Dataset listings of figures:
>>>>>

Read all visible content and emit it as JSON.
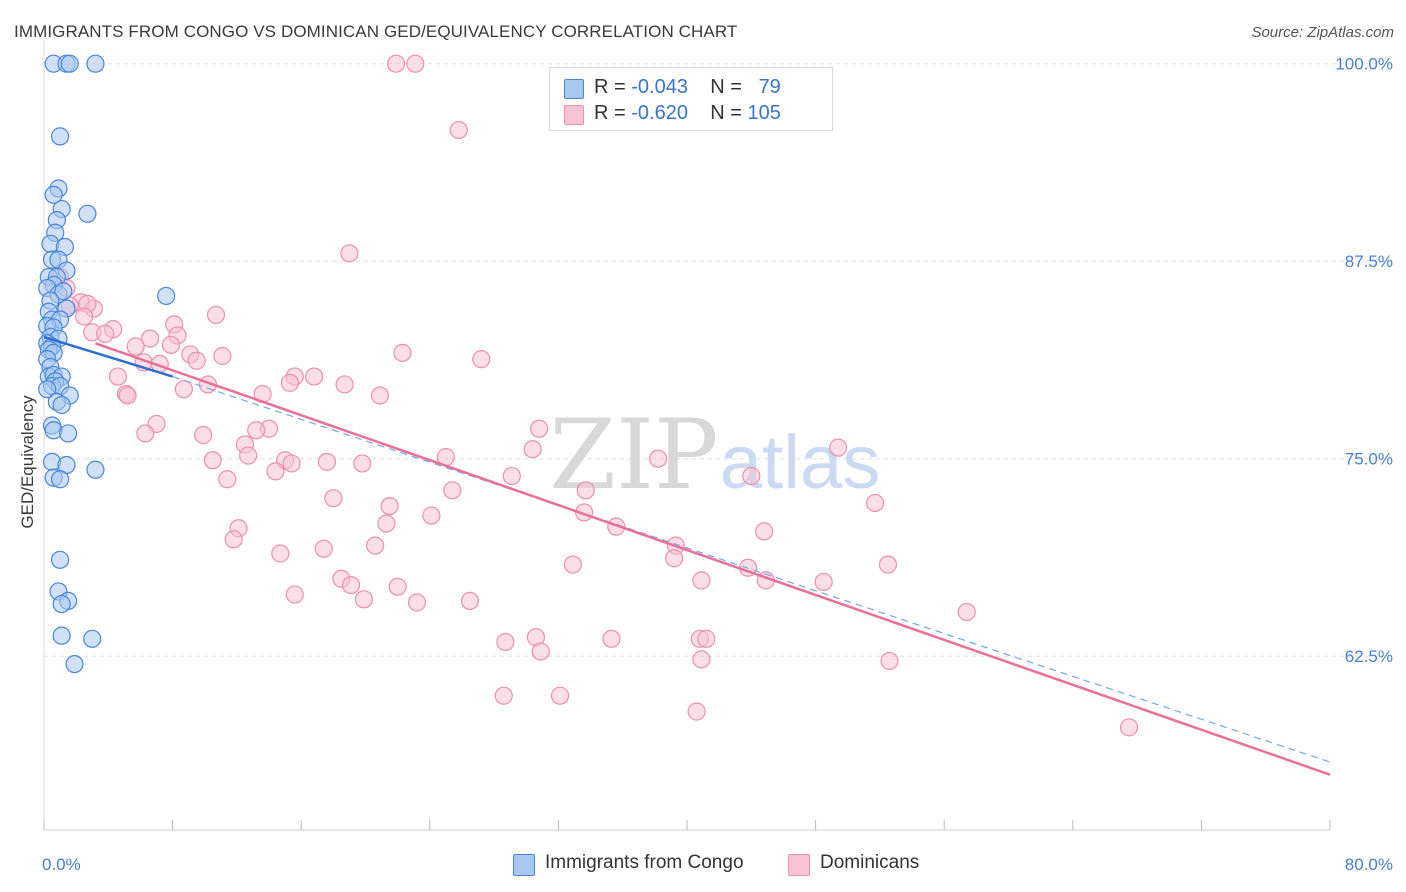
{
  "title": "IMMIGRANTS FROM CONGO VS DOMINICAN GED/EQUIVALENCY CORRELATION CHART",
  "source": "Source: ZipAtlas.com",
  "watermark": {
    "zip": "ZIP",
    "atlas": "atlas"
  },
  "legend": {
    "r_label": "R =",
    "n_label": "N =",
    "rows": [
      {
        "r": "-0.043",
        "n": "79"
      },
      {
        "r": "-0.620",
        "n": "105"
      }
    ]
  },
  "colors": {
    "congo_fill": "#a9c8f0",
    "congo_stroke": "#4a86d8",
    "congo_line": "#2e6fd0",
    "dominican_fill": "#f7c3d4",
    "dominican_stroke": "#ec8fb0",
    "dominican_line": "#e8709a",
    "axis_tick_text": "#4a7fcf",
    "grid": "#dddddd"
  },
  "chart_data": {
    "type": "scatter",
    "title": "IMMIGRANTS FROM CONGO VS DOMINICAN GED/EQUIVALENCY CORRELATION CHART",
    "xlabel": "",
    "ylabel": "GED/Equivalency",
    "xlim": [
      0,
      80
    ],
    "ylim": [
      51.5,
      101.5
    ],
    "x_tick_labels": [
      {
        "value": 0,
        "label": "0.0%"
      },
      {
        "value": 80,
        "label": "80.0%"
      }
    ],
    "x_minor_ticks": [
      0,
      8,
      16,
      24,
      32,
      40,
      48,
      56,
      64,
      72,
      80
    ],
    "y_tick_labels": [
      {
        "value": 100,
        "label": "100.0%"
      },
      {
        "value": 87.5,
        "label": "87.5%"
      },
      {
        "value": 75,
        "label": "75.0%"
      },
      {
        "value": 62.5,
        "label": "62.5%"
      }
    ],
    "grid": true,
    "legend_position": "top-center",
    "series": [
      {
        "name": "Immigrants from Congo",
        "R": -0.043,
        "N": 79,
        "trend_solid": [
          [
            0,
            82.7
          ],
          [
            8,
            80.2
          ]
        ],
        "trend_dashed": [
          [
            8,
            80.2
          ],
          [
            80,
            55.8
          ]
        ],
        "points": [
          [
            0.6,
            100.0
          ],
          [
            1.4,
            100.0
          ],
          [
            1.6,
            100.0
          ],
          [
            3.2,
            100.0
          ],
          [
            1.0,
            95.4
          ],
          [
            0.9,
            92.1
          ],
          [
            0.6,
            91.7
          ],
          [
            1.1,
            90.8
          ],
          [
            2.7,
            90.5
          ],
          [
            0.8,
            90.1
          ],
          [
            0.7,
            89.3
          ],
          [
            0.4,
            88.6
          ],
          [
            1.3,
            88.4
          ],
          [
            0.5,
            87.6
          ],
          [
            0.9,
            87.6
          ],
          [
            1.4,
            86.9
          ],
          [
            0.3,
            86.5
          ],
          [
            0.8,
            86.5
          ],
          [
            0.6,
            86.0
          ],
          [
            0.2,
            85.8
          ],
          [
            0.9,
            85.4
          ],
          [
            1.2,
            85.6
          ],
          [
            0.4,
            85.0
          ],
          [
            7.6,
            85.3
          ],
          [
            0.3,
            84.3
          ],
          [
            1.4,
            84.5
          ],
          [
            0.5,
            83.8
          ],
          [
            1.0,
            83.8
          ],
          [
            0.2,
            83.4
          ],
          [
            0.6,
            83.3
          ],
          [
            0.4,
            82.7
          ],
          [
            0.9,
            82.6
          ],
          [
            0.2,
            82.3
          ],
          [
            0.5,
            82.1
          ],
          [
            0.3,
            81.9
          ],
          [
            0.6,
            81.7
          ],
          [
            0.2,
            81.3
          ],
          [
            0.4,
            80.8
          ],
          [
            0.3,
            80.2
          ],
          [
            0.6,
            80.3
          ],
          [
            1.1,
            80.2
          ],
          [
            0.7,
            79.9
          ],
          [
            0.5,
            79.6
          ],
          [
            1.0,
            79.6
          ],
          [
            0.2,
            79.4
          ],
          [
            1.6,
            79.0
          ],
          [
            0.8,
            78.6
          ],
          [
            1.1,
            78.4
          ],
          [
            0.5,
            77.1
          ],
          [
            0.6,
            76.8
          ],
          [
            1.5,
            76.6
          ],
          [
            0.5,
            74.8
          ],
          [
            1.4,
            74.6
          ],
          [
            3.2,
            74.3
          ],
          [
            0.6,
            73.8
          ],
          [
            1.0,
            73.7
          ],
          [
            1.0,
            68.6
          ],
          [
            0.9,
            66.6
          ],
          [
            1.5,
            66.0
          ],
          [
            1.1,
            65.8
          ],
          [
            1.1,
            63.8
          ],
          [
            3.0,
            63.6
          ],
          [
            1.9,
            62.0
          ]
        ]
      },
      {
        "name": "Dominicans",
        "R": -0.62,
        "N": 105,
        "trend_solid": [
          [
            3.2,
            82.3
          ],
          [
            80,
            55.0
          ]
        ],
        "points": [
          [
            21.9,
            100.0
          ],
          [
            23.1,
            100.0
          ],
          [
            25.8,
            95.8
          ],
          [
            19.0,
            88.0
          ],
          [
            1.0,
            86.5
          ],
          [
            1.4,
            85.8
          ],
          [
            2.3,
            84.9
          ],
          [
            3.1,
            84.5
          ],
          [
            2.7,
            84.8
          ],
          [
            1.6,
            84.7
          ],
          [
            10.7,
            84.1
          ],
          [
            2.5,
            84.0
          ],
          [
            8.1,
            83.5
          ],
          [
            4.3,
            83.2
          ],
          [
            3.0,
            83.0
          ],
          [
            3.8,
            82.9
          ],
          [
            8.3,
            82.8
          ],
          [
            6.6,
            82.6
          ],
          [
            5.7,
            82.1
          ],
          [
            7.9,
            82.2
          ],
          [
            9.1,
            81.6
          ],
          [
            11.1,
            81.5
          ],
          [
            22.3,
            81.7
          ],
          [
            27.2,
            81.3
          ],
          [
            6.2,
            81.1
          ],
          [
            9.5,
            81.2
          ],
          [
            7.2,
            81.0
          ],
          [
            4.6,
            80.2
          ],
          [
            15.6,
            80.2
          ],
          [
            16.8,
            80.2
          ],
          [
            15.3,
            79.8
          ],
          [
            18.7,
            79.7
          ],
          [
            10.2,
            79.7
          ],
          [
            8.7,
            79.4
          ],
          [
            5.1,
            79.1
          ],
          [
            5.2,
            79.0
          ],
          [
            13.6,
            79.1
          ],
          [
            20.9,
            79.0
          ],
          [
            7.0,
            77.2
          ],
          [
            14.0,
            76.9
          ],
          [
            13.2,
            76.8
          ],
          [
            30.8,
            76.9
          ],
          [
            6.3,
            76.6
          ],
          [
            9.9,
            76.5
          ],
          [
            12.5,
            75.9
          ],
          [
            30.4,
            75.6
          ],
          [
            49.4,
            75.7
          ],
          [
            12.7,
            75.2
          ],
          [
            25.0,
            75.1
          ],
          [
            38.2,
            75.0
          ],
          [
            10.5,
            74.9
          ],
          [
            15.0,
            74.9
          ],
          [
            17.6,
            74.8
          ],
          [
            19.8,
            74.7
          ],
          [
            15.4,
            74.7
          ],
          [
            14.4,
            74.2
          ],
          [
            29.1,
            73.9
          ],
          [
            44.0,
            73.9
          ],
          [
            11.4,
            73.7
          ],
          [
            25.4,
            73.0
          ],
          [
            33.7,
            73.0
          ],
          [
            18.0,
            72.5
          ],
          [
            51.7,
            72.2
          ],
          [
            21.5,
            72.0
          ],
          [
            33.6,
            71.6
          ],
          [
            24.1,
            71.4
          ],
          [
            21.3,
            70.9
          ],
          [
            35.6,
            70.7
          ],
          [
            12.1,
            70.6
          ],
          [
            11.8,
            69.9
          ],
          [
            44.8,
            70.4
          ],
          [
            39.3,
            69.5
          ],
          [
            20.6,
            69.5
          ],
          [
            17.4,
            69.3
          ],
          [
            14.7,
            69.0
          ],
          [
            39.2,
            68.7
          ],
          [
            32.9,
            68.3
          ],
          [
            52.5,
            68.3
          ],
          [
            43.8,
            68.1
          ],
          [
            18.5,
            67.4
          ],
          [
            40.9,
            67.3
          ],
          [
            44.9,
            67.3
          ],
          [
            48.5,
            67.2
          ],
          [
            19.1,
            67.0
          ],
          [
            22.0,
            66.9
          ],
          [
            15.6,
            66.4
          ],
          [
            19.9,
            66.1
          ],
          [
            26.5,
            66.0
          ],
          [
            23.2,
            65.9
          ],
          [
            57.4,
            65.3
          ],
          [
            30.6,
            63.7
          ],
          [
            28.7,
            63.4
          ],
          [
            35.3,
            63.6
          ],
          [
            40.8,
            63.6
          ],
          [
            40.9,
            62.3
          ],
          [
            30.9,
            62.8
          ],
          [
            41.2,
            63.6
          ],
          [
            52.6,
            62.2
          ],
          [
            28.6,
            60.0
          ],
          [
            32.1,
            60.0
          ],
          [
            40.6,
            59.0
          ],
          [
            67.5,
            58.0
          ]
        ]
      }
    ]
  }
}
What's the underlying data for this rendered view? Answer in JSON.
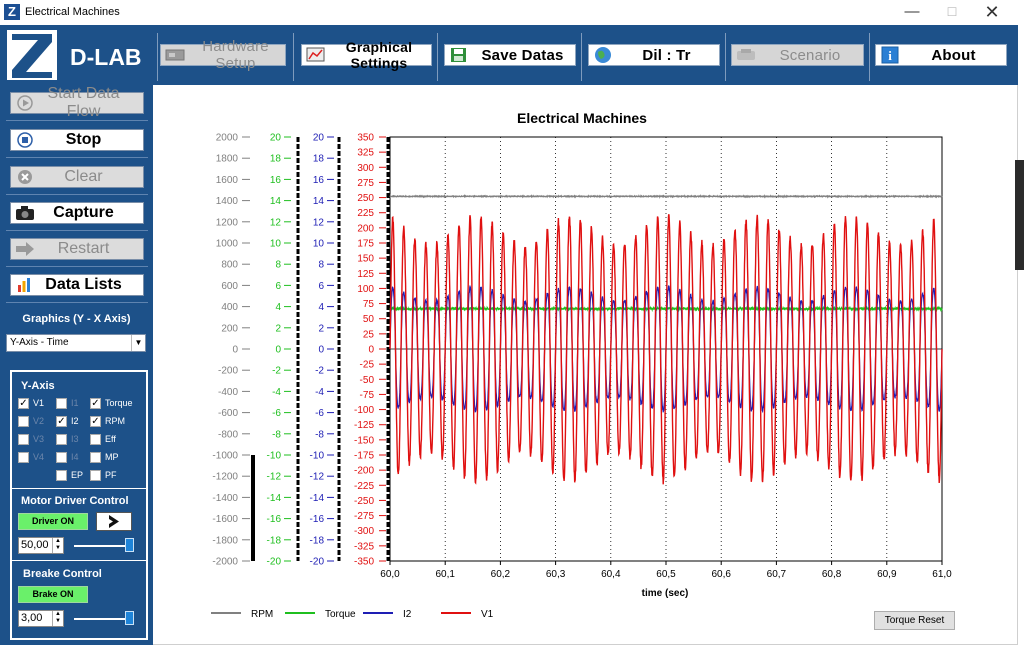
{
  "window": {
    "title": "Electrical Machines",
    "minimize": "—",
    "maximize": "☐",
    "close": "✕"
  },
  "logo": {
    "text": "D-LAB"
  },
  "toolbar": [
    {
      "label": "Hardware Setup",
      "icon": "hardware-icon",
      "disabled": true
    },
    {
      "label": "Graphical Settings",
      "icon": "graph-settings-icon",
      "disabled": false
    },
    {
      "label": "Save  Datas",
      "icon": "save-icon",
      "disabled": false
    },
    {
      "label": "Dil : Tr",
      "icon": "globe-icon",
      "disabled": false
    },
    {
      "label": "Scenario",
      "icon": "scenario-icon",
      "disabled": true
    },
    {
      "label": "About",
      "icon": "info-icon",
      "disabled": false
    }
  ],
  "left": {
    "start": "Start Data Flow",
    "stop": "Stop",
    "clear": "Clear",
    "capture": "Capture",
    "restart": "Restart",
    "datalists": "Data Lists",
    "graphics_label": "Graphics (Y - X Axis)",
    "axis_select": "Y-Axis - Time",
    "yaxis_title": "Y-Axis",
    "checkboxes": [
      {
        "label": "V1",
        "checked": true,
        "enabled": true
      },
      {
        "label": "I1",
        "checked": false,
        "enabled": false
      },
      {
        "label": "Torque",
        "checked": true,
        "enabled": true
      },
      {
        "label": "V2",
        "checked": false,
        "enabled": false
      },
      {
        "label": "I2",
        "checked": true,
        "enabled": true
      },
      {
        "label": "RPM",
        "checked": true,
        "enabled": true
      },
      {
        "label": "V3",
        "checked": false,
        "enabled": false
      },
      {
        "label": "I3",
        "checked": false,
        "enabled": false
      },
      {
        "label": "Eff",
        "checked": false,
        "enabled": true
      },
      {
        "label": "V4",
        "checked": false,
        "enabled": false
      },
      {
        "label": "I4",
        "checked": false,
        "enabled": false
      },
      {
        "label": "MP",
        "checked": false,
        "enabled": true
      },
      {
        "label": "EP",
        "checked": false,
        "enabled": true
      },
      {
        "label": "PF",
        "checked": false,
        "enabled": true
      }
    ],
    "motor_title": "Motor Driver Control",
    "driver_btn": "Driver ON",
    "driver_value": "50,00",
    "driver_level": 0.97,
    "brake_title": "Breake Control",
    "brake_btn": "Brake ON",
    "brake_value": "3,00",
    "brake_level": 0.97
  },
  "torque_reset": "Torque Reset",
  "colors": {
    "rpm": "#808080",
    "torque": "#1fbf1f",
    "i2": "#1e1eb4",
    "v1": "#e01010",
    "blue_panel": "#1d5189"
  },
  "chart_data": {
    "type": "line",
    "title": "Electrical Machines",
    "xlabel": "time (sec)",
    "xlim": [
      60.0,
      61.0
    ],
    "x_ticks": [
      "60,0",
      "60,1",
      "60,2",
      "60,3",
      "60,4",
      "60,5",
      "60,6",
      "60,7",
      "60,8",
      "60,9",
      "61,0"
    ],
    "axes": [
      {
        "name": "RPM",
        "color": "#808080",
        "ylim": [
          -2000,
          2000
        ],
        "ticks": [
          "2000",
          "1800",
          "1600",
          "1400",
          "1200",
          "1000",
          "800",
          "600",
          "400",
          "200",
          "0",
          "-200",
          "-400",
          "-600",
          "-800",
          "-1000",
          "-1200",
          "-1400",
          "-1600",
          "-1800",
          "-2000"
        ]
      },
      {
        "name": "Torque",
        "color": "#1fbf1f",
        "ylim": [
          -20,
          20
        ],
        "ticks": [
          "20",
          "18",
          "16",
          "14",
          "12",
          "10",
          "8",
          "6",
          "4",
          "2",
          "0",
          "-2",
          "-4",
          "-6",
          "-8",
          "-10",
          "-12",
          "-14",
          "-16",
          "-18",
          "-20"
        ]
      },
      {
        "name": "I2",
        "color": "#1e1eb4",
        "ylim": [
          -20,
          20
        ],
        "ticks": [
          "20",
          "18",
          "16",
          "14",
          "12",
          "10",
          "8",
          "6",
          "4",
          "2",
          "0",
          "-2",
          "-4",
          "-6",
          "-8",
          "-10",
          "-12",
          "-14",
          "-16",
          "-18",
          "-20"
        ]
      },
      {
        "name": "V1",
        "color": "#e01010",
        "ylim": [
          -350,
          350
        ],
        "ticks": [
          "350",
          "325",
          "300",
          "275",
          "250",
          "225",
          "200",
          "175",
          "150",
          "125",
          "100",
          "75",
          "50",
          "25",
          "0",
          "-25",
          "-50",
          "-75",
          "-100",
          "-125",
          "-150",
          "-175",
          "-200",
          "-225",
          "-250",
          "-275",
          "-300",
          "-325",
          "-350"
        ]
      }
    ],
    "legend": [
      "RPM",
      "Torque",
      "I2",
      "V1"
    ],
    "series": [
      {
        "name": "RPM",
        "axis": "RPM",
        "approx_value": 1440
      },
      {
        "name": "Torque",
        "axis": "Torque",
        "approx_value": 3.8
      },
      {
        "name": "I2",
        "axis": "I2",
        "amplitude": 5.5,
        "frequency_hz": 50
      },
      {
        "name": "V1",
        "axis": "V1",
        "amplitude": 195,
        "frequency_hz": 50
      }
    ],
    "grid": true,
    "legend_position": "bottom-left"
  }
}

<<<<<

# Job:
Figure out how many lines above include the string "Control", then report that number and nothing else.

# Output of the exercise:
2